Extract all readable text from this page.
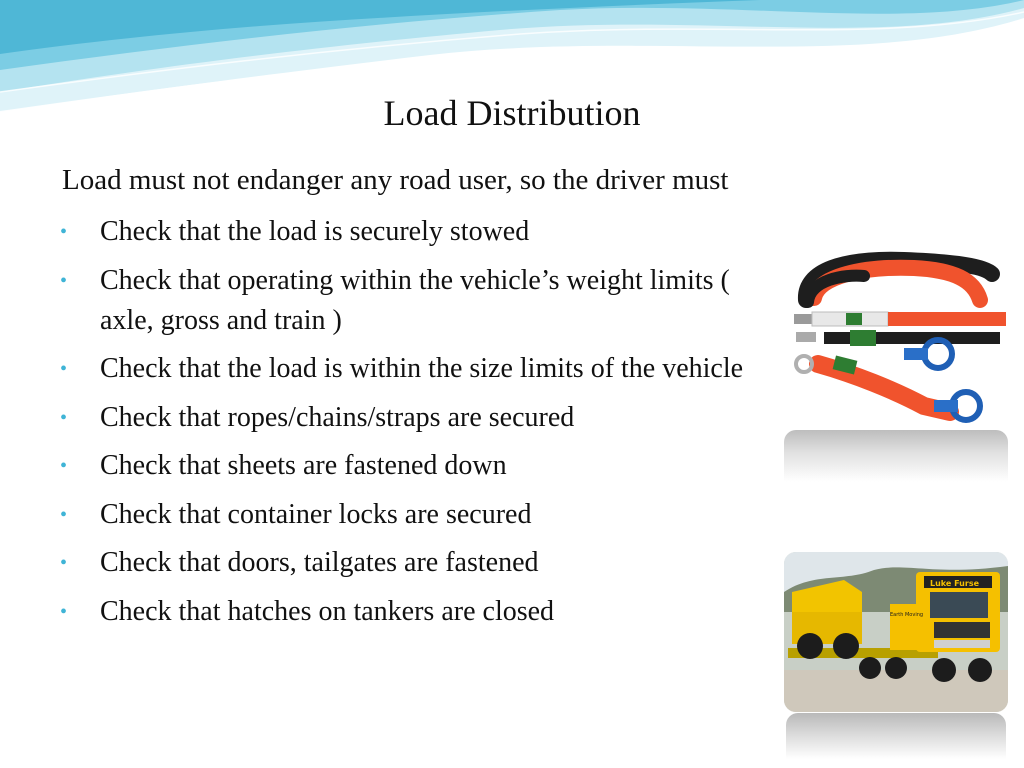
Load Distribution

Load must not endanger any road user, so the driver must

• Check that the load is securely stowed
• Check that operating within the vehicle’s weight limits ( axle, gross and train )
• Check that the load is within the size limits of the vehicle
• Check that ropes/chains/straps are secured
• Check that sheets are fastened down
• Check that container locks are secured
• Check that doors, tailgates are fastened
• Check that hatches on tankers are closed
Luke Furse
Earth Moving
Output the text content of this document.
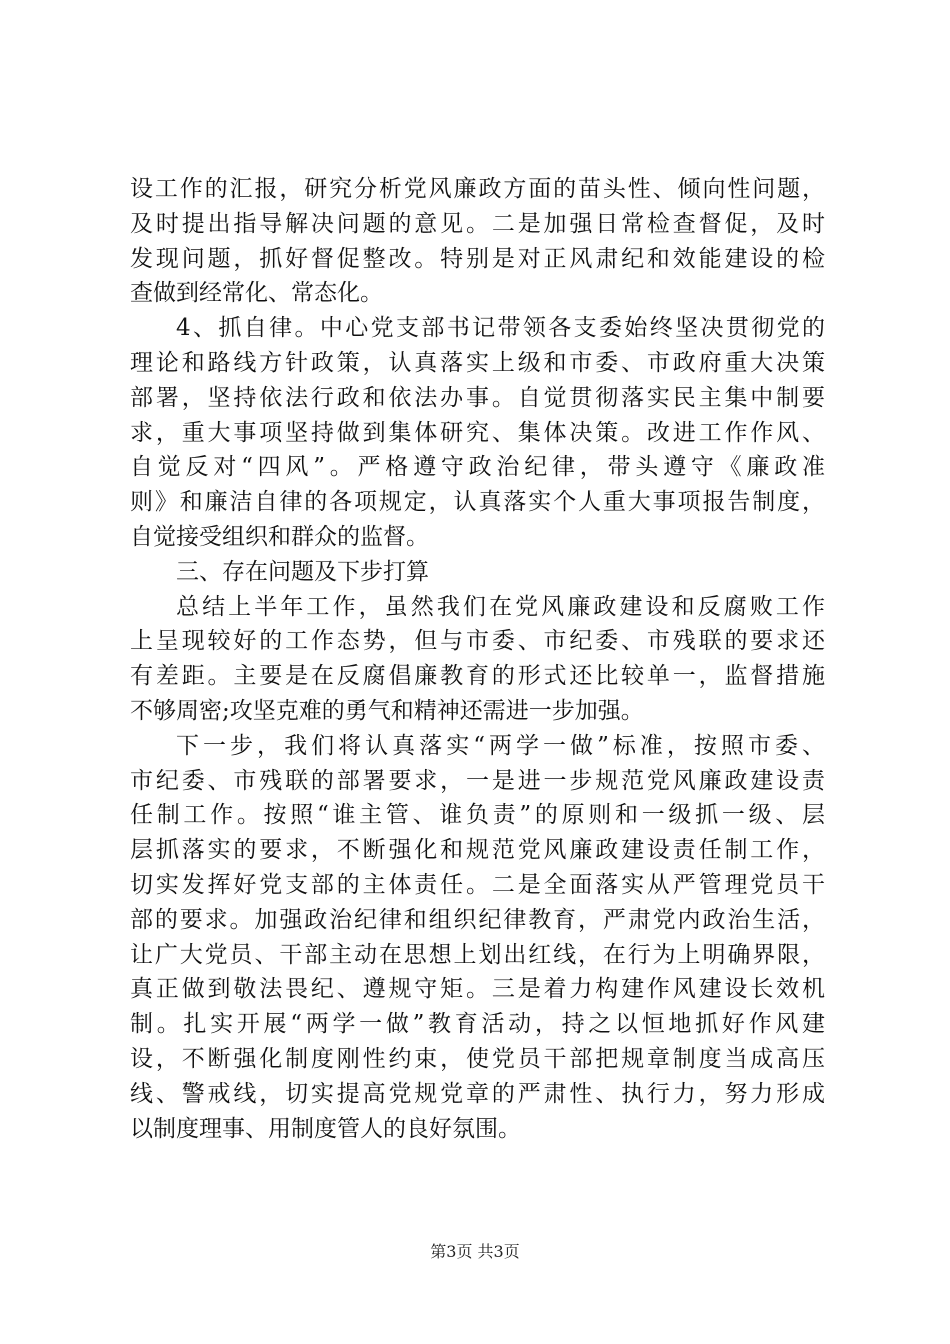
设工作的汇报，研究分析党风廉政方面的苗头性、倾向性问题，
及时提出指导解决问题的意见。二是加强日常检查督促，及时
发现问题，抓好督促整改。特别是对正风肃纪和效能建设的检
查做到经常化、常态化。
4、抓自律。中心党支部书记带领各支委始终坚决贯彻党的
理论和路线方针政策，认真落实上级和市委、市政府重大决策
部署，坚持依法行政和依法办事。自觉贯彻落实民主集中制要
求，重大事项坚持做到集体研究、集体决策。改进工作作风、
自觉反对“四风”。严格遵守政治纪律，带头遵守《廉政准
则》和廉洁自律的各项规定，认真落实个人重大事项报告制度，
自觉接受组织和群众的监督。
三、存在问题及下步打算
总结上半年工作，虽然我们在党风廉政建设和反腐败工作
上呈现较好的工作态势，但与市委、市纪委、市残联的要求还
有差距。主要是在反腐倡廉教育的形式还比较单一，监督措施
不够周密;攻坚克难的勇气和精神还需进一步加强。
下一步，我们将认真落实“两学一做”标准，按照市委、
市纪委、市残联的部署要求，一是进一步规范党风廉政建设责
任制工作。按照“谁主管、谁负责”的原则和一级抓一级、层
层抓落实的要求，不断强化和规范党风廉政建设责任制工作，
切实发挥好党支部的主体责任。二是全面落实从严管理党员干
部的要求。加强政治纪律和组织纪律教育，严肃党内政治生活，
让广大党员、干部主动在思想上划出红线，在行为上明确界限，
真正做到敬法畏纪、遵规守矩。三是着力构建作风建设长效机
制。扎实开展“两学一做”教育活动，持之以恒地抓好作风建
设，不断强化制度刚性约束，使党员干部把规章制度当成高压
线、警戒线，切实提高党规党章的严肃性、执行力，努力形成
以制度理事、用制度管人的良好氛围。
第3页 共3页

^^^^^^^^

**SHORT PROBLEM**
Omit the pictures. Transcribe every record exactly.

**THE SOLUTION**
Extract all readable text from this page.
Load Distribution

Load must not endanger any road user, so the driver must

• Check that the load is securely stowed
• Check that operating within the vehicle’s weight limits ( axle, gross and train )
• Check that the load is within the size limits of the vehicle
• Check that ropes/chains/straps are secured
• Check that sheets are fastened down
• Check that container locks are secured
• Check that doors, tailgates are fastened
• Check that hatches on tankers are closed
Luke Furse
Earth Moving
Output the text content of this document.
设工作的汇报，研究分析党风廉政方面的苗头性、倾向性问题，
及时提出指导解决问题的意见。二是加强日常检查督促，及时
发现问题，抓好督促整改。特别是对正风肃纪和效能建设的检
查做到经常化、常态化。
4、抓自律。中心党支部书记带领各支委始终坚决贯彻党的
理论和路线方针政策，认真落实上级和市委、市政府重大决策
部署，坚持依法行政和依法办事。自觉贯彻落实民主集中制要
求，重大事项坚持做到集体研究、集体决策。改进工作作风、
自觉反对“四风”。严格遵守政治纪律，带头遵守《廉政准
则》和廉洁自律的各项规定，认真落实个人重大事项报告制度，
自觉接受组织和群众的监督。
三、存在问题及下步打算
总结上半年工作，虽然我们在党风廉政建设和反腐败工作
上呈现较好的工作态势，但与市委、市纪委、市残联的要求还
有差距。主要是在反腐倡廉教育的形式还比较单一，监督措施
不够周密;攻坚克难的勇气和精神还需进一步加强。
下一步，我们将认真落实“两学一做”标准，按照市委、
市纪委、市残联的部署要求，一是进一步规范党风廉政建设责
任制工作。按照“谁主管、谁负责”的原则和一级抓一级、层
层抓落实的要求，不断强化和规范党风廉政建设责任制工作，
切实发挥好党支部的主体责任。二是全面落实从严管理党员干
部的要求。加强政治纪律和组织纪律教育，严肃党内政治生活，
让广大党员、干部主动在思想上划出红线，在行为上明确界限，
真正做到敬法畏纪、遵规守矩。三是着力构建作风建设长效机
制。扎实开展“两学一做”教育活动，持之以恒地抓好作风建
设，不断强化制度刚性约束，使党员干部把规章制度当成高压
线、警戒线，切实提高党规党章的严肃性、执行力，努力形成
以制度理事、用制度管人的良好氛围。
第3页 共3页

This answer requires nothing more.